**Available records**
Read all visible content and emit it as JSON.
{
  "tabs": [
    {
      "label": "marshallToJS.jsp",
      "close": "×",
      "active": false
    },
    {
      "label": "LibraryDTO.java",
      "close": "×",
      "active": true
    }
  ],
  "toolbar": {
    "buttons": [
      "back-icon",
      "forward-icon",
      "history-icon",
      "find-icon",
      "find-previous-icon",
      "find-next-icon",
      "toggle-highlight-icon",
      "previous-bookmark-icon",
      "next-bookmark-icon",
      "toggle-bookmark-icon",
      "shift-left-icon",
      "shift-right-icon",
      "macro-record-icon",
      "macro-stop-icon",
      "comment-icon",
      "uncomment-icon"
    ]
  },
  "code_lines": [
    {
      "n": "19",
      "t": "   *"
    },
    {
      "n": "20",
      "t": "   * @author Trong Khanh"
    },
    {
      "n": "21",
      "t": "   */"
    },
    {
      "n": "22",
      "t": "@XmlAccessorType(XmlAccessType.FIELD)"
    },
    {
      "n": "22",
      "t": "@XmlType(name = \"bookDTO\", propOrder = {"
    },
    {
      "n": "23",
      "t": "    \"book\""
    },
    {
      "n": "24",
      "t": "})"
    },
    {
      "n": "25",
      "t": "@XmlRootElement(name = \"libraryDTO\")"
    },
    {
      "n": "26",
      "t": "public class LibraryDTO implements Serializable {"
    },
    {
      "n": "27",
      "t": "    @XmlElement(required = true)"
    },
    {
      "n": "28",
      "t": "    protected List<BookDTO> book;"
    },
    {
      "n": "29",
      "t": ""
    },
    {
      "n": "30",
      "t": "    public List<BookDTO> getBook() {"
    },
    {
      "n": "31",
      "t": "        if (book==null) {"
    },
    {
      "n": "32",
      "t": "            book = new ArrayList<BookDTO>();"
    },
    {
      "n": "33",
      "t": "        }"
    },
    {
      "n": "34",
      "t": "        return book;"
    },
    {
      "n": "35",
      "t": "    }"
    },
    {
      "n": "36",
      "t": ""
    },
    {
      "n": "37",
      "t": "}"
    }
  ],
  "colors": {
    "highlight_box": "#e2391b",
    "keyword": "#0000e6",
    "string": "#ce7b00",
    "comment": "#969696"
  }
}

**Exercise details**
Return every line in the listing that contains the word "true".

**Task solution**
      "active": true
      "t": "    @XmlElement(required = true)"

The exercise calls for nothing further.